Show each line from the listing that includes the word "rischio".

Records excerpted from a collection
<<<<
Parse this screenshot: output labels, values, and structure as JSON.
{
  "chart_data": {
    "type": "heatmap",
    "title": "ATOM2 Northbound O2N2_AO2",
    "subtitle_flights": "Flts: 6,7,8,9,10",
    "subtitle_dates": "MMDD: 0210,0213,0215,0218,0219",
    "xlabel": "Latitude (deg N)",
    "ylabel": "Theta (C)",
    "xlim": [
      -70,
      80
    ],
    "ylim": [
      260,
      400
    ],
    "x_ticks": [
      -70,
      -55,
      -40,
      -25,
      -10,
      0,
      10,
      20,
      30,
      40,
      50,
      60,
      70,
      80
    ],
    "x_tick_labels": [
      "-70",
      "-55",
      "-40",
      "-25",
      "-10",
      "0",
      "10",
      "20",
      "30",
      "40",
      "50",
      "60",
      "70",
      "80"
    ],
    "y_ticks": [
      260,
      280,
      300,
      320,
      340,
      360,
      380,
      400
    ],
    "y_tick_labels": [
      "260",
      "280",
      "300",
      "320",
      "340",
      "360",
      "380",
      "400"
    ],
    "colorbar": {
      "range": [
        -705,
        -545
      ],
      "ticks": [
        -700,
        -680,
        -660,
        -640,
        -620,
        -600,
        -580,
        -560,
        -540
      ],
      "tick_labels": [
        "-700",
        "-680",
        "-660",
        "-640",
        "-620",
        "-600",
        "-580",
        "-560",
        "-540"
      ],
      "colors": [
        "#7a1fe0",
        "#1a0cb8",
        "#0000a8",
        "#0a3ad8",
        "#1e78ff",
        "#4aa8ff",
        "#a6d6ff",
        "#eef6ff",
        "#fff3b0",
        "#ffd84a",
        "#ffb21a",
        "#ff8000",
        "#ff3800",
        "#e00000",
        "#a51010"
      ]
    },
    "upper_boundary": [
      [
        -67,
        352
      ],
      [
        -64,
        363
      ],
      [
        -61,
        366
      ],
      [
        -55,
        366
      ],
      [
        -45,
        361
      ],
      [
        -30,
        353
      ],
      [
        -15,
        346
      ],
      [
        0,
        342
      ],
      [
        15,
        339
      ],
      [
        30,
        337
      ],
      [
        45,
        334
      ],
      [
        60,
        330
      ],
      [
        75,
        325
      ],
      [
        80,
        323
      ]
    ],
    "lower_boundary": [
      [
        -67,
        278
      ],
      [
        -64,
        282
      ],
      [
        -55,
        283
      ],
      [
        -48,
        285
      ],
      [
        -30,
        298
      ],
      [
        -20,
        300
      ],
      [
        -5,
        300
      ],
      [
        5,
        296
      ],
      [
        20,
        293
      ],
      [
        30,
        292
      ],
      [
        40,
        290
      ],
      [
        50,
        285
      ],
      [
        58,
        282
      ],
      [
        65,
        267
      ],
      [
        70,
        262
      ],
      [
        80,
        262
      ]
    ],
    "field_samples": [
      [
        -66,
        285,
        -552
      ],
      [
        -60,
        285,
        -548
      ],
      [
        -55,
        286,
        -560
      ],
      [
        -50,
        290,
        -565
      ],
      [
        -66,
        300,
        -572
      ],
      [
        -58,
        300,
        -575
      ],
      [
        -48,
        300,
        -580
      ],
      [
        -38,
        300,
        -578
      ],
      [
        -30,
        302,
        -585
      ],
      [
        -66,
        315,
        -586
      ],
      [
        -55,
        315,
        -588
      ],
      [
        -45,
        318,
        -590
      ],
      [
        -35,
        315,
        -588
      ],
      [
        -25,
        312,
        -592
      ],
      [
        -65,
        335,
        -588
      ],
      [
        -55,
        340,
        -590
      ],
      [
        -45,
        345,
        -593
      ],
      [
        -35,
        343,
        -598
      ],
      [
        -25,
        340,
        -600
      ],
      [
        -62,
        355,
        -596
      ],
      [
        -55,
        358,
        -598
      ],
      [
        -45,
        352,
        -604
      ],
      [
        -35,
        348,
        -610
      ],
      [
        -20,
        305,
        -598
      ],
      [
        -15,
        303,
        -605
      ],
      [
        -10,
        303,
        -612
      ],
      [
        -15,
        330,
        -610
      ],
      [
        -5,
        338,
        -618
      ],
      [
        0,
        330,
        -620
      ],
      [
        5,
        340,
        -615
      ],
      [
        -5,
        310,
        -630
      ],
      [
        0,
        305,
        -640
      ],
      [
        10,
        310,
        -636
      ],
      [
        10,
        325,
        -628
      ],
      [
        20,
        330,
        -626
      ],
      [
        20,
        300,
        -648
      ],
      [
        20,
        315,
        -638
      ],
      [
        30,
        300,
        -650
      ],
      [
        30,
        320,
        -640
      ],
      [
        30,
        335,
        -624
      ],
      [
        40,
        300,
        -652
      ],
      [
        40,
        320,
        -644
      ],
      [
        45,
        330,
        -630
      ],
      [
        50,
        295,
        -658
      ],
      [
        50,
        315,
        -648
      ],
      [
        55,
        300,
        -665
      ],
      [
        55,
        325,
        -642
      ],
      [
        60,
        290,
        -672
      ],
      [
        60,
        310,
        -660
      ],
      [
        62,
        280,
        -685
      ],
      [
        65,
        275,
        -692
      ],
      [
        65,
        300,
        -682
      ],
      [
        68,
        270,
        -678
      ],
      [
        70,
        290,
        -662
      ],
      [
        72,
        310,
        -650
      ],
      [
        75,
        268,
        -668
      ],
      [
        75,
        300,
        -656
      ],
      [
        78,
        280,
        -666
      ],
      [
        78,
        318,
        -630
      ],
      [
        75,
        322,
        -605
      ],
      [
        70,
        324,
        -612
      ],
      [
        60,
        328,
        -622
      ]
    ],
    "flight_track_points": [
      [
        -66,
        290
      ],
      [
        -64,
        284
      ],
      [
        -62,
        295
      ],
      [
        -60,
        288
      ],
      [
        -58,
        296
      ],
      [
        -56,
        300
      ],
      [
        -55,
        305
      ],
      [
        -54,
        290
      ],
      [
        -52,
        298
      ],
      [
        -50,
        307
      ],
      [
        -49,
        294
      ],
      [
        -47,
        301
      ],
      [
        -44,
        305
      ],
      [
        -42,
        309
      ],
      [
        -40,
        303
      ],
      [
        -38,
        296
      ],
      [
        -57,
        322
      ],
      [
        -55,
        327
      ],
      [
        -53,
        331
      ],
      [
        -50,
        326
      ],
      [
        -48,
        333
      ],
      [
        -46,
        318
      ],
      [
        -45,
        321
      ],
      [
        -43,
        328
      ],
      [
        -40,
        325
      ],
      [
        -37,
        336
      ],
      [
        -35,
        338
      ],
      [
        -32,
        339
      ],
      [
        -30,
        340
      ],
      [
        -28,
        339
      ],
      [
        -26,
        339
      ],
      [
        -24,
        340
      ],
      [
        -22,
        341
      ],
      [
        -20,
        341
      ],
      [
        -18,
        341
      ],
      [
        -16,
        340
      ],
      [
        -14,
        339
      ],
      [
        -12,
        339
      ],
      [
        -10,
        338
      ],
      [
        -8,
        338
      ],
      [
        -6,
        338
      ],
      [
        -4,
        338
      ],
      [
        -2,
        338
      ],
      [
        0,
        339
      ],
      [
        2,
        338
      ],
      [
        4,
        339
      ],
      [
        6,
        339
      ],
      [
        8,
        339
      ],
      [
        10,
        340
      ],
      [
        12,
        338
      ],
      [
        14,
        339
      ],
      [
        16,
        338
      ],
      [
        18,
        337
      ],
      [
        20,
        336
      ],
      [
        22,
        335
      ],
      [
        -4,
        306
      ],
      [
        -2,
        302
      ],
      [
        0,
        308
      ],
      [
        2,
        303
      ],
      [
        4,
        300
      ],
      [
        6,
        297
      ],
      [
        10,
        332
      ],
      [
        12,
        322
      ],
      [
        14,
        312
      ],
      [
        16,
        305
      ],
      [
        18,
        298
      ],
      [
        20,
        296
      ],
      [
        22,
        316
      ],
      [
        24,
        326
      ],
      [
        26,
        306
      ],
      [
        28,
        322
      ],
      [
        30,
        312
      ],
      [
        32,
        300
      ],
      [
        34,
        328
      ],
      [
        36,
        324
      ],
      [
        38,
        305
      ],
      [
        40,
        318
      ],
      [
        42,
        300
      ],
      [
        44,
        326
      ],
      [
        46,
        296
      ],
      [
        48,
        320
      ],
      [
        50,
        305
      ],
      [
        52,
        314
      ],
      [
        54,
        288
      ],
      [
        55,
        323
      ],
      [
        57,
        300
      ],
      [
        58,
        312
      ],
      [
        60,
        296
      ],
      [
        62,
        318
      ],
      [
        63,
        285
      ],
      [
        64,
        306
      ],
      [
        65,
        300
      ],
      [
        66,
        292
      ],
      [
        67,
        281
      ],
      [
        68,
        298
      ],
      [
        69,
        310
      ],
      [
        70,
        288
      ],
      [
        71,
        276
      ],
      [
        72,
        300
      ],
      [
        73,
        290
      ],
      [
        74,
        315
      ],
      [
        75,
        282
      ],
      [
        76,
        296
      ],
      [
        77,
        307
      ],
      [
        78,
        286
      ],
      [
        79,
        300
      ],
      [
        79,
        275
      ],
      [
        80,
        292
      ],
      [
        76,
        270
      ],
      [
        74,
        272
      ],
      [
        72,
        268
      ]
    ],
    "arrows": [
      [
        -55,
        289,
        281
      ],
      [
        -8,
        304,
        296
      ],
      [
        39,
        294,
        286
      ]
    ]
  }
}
>>>>
<<<<
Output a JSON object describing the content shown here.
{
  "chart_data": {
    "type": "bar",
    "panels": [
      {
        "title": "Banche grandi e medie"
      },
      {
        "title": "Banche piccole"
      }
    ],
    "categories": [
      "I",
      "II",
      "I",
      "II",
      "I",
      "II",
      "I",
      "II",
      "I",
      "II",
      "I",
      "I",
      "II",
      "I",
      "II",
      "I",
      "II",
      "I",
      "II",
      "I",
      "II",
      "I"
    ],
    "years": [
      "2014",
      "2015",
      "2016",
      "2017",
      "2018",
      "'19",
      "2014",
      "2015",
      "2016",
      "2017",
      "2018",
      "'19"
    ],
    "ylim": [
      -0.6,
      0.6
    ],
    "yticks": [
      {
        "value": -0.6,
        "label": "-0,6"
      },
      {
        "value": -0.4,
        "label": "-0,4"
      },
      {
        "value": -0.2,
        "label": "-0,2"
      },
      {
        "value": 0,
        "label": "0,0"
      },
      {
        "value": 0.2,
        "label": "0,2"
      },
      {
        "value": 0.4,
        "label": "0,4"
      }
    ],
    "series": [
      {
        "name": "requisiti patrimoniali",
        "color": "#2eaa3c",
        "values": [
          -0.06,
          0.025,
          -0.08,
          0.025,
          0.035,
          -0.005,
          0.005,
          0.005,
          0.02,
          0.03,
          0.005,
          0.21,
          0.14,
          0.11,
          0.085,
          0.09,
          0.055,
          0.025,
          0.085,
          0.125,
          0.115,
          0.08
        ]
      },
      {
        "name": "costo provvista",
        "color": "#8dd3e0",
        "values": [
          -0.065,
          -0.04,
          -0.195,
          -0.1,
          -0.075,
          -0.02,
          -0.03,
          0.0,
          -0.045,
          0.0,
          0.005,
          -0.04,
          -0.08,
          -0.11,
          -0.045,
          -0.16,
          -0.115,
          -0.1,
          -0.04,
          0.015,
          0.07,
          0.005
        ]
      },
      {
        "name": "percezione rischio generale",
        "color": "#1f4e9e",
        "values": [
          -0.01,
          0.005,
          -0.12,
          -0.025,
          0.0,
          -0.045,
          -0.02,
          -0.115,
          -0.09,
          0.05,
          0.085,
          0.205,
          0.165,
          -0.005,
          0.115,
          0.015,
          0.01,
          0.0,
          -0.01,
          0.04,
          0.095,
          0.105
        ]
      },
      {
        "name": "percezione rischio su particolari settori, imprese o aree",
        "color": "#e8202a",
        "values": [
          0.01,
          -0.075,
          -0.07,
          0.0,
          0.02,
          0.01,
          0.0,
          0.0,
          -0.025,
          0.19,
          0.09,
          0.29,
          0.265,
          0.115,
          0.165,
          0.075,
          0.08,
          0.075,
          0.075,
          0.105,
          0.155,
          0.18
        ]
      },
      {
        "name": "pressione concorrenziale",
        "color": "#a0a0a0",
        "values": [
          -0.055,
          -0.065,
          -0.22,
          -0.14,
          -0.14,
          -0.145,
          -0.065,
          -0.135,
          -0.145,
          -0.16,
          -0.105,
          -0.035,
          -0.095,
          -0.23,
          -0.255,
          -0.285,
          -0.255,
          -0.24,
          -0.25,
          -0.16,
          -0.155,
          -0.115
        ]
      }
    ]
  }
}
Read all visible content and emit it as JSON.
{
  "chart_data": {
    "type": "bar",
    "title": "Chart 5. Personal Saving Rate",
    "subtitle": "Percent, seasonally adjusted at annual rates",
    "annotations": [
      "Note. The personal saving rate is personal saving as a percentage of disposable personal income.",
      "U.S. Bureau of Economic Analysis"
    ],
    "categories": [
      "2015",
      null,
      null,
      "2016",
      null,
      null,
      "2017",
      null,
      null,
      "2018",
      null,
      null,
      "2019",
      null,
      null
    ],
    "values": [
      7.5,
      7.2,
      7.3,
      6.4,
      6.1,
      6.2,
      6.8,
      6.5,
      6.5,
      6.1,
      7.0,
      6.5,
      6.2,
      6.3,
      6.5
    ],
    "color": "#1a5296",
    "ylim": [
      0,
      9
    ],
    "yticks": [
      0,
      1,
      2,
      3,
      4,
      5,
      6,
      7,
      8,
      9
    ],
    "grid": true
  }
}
>>>>
• _EXERCISE RESULT_:
        "name": "percezione rischio generale",
        "name": "percezione rischio su particolari settori, imprese o aree",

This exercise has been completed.